» **Given text**:
□ □ □ □ □
By Sid Witherington On the list of most desirable finds with a metal detector for a relic hunter are Civil War belt buckles, rare buttons, weapons, silver and gold coins.
I metal-detect primarily for Civil War artifacts but I like to find coins also. I do not metal-detect specifically for coins but if I find a Civil War camp, I will probably find a few coins and they will be old. The older the coin the more valuable they usually are. The holy grail of coins are gold coins. I have been metal detecting 21 years and I have only found two gold coins and both of them were in Civil War camps.
I found the first in the middle of Germantown in a Civil War camp which extended on the both sides of the road. I dug 1,000 bullets, four belt plates, and dozens of buttons from this area. I found coins from the Civil War period and before, one was an 1842 two and a half dollar quarter eagle only one inch deep in the ground with no mint mark. I was ecstatic even though the date was hard to read.
The second gold coin I dug is the artifact of the month and will be the best coin I probably will ever find. I found this coin when a Victorian house was demolished and the area was bulldozed for a future business.
□ □ □ □ □
» **Dataset**:

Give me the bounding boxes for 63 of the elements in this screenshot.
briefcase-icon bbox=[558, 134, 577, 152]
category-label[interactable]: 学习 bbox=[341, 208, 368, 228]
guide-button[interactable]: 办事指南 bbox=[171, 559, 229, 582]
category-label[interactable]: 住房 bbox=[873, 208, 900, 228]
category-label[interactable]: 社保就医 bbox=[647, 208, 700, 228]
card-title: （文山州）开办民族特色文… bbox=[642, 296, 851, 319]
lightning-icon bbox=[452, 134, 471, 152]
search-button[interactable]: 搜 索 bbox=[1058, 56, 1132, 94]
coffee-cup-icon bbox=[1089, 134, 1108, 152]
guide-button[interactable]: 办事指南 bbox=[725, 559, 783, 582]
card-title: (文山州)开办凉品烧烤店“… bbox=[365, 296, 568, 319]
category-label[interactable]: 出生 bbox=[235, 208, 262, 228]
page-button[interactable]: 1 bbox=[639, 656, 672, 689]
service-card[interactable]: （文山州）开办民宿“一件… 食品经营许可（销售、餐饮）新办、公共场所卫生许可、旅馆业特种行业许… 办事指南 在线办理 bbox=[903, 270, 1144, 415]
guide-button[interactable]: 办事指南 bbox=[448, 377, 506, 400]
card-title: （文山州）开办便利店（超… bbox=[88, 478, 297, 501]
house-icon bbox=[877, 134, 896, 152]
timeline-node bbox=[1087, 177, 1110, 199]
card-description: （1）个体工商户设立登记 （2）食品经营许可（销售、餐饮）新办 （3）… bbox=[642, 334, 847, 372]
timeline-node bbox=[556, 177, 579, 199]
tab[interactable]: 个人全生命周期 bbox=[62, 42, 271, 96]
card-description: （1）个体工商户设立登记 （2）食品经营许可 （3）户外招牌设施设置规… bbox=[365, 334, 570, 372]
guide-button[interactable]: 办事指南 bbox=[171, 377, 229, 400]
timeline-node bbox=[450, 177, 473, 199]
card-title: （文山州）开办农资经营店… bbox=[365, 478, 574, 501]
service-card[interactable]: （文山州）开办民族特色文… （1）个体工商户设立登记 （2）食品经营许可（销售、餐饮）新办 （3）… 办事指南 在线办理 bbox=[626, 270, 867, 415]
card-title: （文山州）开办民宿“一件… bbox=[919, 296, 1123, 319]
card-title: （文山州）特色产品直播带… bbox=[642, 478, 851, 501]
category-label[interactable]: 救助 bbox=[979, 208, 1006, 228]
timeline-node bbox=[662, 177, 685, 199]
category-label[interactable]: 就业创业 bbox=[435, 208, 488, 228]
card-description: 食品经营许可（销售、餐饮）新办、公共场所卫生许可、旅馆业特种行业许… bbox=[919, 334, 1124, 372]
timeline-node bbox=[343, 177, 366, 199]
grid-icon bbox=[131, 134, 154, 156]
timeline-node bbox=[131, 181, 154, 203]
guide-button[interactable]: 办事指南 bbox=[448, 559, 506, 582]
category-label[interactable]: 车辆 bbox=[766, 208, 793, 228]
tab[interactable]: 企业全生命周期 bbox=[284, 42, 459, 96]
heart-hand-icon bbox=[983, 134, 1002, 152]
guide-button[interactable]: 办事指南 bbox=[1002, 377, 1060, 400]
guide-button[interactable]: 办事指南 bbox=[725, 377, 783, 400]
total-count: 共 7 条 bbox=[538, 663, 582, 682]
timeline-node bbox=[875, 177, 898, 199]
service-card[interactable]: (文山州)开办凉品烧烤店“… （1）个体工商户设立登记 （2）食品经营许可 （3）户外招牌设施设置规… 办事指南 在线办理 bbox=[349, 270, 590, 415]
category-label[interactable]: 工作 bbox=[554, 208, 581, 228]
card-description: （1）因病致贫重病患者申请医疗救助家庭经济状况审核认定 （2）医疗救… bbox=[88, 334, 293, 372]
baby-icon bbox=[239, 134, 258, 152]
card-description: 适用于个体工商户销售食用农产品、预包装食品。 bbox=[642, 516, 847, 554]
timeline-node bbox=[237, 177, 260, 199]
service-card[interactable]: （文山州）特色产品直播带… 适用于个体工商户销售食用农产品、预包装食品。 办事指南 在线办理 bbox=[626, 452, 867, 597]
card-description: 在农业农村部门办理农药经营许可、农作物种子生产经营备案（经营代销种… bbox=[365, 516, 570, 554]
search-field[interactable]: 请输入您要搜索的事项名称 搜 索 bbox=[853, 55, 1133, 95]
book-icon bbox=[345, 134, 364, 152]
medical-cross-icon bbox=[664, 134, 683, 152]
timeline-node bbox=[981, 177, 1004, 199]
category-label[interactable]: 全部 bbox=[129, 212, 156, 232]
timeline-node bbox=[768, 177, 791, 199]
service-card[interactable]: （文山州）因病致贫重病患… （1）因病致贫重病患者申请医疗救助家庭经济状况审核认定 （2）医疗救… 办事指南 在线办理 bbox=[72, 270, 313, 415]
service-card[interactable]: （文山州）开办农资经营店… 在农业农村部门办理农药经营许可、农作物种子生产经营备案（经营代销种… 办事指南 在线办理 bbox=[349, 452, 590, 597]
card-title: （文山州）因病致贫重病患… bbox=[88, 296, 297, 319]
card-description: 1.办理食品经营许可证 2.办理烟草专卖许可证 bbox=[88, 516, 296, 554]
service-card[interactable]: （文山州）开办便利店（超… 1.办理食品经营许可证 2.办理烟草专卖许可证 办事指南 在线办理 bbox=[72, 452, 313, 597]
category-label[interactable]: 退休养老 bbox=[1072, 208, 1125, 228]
□ □ □ □ □
» **Directions**:
(1) In the metal detecting text, where were both of the writer's gold coins found?
(2) From the metal detecting text, extract the passage that begins at the words "By Sid Witherington" and stops after "Civil War camps.".
The listing is separate material with no connection to the text.

» **Problem solutions**:
(1) Both were found in Civil War camps.

(2)
By Sid Witherington On the list of most desirable finds with a metal detector for a relic hunter are Civil War belt buckles, rare buttons, weapons, silver and gold coins.
I metal-detect primarily for Civil War artifacts but I like to find coins also. I do not metal-detect specifically for coins but if I find a Civil War camp, I will probably find a few coins and they will be old. The older the coin the more valuable they usually are. The holy grail of coins are gold coins. I have been metal detecting 21 years and I have only found two gold coins and both of them were in Civil War camps.